[What to work on] Lines holding the string "content" are the ones to copy from this listing.

** start Data provided **

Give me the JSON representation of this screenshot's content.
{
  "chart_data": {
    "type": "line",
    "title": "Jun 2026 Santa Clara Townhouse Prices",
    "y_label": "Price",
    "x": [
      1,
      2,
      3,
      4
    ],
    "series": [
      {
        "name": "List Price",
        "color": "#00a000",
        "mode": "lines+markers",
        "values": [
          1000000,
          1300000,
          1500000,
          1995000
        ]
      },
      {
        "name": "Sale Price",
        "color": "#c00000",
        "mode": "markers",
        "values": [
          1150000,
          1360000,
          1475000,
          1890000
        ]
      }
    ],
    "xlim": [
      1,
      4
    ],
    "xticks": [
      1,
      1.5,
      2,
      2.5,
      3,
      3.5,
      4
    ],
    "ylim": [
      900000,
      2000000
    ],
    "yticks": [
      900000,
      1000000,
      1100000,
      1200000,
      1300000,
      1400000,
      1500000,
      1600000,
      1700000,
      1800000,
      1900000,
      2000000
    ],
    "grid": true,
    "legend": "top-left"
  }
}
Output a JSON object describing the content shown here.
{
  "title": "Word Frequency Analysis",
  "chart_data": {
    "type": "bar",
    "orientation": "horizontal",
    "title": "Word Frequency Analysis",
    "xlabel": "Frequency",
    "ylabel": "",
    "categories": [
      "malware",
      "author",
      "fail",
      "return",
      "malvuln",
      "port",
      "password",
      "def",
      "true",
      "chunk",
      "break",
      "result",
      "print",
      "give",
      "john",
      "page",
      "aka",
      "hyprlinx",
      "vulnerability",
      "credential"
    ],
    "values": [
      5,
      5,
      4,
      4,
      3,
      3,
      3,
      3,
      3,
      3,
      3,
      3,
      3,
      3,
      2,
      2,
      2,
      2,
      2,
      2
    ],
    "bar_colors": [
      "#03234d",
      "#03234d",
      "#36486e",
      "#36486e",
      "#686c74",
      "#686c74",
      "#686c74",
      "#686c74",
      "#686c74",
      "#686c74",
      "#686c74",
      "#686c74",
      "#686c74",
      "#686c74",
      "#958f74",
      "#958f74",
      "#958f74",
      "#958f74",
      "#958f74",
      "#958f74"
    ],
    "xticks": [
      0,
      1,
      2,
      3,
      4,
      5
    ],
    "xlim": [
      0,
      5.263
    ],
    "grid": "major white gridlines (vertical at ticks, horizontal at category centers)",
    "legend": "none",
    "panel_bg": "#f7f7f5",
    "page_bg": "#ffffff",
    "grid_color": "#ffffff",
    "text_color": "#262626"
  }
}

** end Data provided **

[Solution to this task]
Give me the JSON representation of this screenshot's content.
Output a JSON object describing the content shown here.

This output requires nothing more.